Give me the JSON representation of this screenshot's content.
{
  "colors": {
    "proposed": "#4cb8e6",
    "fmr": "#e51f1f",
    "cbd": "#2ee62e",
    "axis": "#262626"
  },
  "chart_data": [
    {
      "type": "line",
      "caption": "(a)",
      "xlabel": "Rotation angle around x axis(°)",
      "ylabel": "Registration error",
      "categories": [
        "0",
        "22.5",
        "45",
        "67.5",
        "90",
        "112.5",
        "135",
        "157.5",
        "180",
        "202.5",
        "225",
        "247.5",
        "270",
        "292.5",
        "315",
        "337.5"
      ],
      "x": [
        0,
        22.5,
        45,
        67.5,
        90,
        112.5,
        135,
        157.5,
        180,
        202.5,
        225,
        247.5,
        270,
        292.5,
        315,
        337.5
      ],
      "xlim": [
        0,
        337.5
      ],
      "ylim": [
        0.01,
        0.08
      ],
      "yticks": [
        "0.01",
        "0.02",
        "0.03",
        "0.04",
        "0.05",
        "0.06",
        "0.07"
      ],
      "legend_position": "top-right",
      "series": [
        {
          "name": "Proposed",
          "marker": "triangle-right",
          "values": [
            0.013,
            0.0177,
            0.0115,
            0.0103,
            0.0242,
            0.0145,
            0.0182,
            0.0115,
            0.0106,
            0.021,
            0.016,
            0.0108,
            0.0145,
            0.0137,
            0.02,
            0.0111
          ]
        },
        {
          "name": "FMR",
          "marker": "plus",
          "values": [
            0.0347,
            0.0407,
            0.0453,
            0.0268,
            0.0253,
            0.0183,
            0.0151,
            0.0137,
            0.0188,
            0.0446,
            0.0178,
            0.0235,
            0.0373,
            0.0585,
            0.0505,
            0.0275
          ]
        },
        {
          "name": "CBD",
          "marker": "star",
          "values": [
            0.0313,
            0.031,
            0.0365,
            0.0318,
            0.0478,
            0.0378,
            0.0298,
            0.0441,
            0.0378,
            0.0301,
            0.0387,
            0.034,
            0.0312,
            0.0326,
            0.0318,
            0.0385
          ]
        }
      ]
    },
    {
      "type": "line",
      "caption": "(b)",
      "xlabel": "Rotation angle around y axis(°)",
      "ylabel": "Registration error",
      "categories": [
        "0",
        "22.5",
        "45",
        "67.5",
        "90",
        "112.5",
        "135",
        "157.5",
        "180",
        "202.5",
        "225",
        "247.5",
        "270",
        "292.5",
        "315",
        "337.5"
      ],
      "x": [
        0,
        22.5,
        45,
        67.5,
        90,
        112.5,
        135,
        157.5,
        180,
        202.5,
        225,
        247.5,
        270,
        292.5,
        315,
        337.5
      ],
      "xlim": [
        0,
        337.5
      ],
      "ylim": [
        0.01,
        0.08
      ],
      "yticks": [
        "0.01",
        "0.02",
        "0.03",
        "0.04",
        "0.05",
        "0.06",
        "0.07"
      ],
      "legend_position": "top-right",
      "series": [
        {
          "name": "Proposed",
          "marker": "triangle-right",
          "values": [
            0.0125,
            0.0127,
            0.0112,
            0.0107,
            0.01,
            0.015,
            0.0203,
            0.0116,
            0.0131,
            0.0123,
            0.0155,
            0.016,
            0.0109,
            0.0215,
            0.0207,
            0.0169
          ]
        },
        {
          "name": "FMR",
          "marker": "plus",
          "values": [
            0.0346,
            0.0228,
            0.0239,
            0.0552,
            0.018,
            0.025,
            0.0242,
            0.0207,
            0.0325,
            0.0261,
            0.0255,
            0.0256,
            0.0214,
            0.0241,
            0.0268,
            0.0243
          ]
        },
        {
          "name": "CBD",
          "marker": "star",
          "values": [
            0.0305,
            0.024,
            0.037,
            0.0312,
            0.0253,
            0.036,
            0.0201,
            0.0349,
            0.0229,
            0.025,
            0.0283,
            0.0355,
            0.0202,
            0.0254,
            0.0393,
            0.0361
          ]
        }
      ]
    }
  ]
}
★ ★ ★ ★ ★
*What you have to do*: Reproduce the entries above in full by retyping them exactly.

*Task result*:
Give me the JSON representation of this screenshot's content.
{
  "colors": {
    "proposed": "#4cb8e6",
    "fmr": "#e51f1f",
    "cbd": "#2ee62e",
    "axis": "#262626"
  },
  "chart_data": [
    {
      "type": "line",
      "caption": "(a)",
      "xlabel": "Rotation angle around x axis(°)",
      "ylabel": "Registration error",
      "categories": [
        "0",
        "22.5",
        "45",
        "67.5",
        "90",
        "112.5",
        "135",
        "157.5",
        "180",
        "202.5",
        "225",
        "247.5",
        "270",
        "292.5",
        "315",
        "337.5"
      ],
      "x": [
        0,
        22.5,
        45,
        67.5,
        90,
        112.5,
        135,
        157.5,
        180,
        202.5,
        225,
        247.5,
        270,
        292.5,
        315,
        337.5
      ],
      "xlim": [
        0,
        337.5
      ],
      "ylim": [
        0.01,
        0.08
      ],
      "yticks": [
        "0.01",
        "0.02",
        "0.03",
        "0.04",
        "0.05",
        "0.06",
        "0.07"
      ],
      "legend_position": "top-right",
      "series": [
        {
          "name": "Proposed",
          "marker": "triangle-right",
          "values": [
            0.013,
            0.0177,
            0.0115,
            0.0103,
            0.0242,
            0.0145,
            0.0182,
            0.0115,
            0.0106,
            0.021,
            0.016,
            0.0108,
            0.0145,
            0.0137,
            0.02,
            0.0111
          ]
        },
        {
          "name": "FMR",
          "marker": "plus",
          "values": [
            0.0347,
            0.0407,
            0.0453,
            0.0268,
            0.0253,
            0.0183,
            0.0151,
            0.0137,
            0.0188,
            0.0446,
            0.0178,
            0.0235,
            0.0373,
            0.0585,
            0.0505,
            0.0275
          ]
        },
        {
          "name": "CBD",
          "marker": "star",
          "values": [
            0.0313,
            0.031,
            0.0365,
            0.0318,
            0.0478,
            0.0378,
            0.0298,
            0.0441,
            0.0378,
            0.0301,
            0.0387,
            0.034,
            0.0312,
            0.0326,
            0.0318,
            0.0385
          ]
        }
      ]
    },
    {
      "type": "line",
      "caption": "(b)",
      "xlabel": "Rotation angle around y axis(°)",
      "ylabel": "Registration error",
      "categories": [
        "0",
        "22.5",
        "45",
        "67.5",
        "90",
        "112.5",
        "135",
        "157.5",
        "180",
        "202.5",
        "225",
        "247.5",
        "270",
        "292.5",
        "315",
        "337.5"
      ],
      "x": [
        0,
        22.5,
        45,
        67.5,
        90,
        112.5,
        135,
        157.5,
        180,
        202.5,
        225,
        247.5,
        270,
        292.5,
        315,
        337.5
      ],
      "xlim": [
        0,
        337.5
      ],
      "ylim": [
        0.01,
        0.08
      ],
      "yticks": [
        "0.01",
        "0.02",
        "0.03",
        "0.04",
        "0.05",
        "0.06",
        "0.07"
      ],
      "legend_position": "top-right",
      "series": [
        {
          "name": "Proposed",
          "marker": "triangle-right",
          "values": [
            0.0125,
            0.0127,
            0.0112,
            0.0107,
            0.01,
            0.015,
            0.0203,
            0.0116,
            0.0131,
            0.0123,
            0.0155,
            0.016,
            0.0109,
            0.0215,
            0.0207,
            0.0169
          ]
        },
        {
          "name": "FMR",
          "marker": "plus",
          "values": [
            0.0346,
            0.0228,
            0.0239,
            0.0552,
            0.018,
            0.025,
            0.0242,
            0.0207,
            0.0325,
            0.0261,
            0.0255,
            0.0256,
            0.0214,
            0.0241,
            0.0268,
            0.0243
          ]
        },
        {
          "name": "CBD",
          "marker": "star",
          "values": [
            0.0305,
            0.024,
            0.037,
            0.0312,
            0.0253,
            0.036,
            0.0201,
            0.0349,
            0.0229,
            0.025,
            0.0283,
            0.0355,
            0.0202,
            0.0254,
            0.0393,
            0.0361
          ]
        }
      ]
    }
  ]
}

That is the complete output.